§ **Records shown**:
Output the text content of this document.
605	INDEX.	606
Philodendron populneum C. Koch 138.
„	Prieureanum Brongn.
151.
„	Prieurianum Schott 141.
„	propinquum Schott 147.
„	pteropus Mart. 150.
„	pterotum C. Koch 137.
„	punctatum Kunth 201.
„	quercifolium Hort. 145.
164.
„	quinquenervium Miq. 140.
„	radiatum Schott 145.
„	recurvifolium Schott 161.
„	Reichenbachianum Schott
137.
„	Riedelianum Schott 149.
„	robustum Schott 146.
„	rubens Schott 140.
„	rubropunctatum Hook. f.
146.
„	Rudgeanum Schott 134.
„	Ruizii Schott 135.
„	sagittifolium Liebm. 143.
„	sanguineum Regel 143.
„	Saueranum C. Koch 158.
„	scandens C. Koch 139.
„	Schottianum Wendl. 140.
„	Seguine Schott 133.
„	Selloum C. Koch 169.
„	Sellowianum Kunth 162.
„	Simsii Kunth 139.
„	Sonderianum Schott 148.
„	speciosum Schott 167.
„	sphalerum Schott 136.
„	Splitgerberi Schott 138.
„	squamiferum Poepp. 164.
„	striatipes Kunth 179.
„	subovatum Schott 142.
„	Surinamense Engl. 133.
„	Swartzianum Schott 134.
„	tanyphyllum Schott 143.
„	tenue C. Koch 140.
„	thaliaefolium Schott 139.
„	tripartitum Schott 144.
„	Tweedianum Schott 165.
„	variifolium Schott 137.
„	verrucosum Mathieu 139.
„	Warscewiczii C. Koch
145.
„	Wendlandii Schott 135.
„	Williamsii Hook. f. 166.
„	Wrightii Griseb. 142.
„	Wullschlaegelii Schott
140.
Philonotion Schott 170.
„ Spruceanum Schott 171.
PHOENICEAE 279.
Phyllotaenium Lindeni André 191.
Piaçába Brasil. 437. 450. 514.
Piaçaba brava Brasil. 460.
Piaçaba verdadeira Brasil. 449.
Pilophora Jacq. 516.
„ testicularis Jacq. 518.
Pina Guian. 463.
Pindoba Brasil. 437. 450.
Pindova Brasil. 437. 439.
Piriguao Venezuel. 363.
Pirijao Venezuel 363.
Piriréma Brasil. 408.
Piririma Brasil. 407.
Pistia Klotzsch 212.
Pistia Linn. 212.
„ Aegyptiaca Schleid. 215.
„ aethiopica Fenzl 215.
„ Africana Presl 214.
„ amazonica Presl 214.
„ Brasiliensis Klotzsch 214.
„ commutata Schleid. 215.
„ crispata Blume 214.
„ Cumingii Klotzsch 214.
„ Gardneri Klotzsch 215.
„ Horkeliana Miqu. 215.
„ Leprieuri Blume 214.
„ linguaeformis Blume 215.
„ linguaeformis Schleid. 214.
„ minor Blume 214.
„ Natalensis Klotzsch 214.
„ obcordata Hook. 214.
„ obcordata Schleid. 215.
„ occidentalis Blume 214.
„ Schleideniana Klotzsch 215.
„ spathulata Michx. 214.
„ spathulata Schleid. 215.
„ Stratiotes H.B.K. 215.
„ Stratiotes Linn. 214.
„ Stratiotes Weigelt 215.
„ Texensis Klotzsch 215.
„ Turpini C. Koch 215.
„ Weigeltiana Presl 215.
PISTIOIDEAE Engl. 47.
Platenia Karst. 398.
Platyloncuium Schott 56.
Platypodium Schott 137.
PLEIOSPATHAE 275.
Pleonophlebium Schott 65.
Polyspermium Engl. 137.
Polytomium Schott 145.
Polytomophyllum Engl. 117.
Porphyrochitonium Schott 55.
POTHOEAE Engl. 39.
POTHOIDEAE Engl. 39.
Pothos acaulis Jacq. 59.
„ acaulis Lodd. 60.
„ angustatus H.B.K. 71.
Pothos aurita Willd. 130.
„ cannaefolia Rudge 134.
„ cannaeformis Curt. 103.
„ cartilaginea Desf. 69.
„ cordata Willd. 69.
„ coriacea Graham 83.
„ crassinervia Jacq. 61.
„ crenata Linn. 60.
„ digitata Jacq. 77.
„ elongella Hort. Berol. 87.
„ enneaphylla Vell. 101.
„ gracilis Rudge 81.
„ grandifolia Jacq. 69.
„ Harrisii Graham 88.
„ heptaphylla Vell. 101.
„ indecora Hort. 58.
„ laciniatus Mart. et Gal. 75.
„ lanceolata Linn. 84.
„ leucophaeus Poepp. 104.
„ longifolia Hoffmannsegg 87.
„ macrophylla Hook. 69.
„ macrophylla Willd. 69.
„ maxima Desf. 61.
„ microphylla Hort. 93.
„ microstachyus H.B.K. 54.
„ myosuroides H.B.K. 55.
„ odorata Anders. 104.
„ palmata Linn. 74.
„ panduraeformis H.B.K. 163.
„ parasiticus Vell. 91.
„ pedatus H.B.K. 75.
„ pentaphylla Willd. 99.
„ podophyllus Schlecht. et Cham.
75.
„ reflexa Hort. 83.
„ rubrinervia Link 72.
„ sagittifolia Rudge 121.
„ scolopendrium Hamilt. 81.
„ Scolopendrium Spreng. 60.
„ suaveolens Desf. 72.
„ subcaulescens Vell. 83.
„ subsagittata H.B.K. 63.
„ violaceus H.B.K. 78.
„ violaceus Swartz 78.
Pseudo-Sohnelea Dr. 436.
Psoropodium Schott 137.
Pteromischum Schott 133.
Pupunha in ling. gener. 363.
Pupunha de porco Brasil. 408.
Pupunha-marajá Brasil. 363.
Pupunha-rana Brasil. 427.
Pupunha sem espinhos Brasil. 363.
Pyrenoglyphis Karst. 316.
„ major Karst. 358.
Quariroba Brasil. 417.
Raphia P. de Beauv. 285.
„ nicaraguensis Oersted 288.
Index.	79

§ **What needs to be done**: Copy out every line of the data that includes "Poepp".

§ **Completed task**:
„	squamiferum Poepp. 164.
„ leucophaeus Poepp. 104.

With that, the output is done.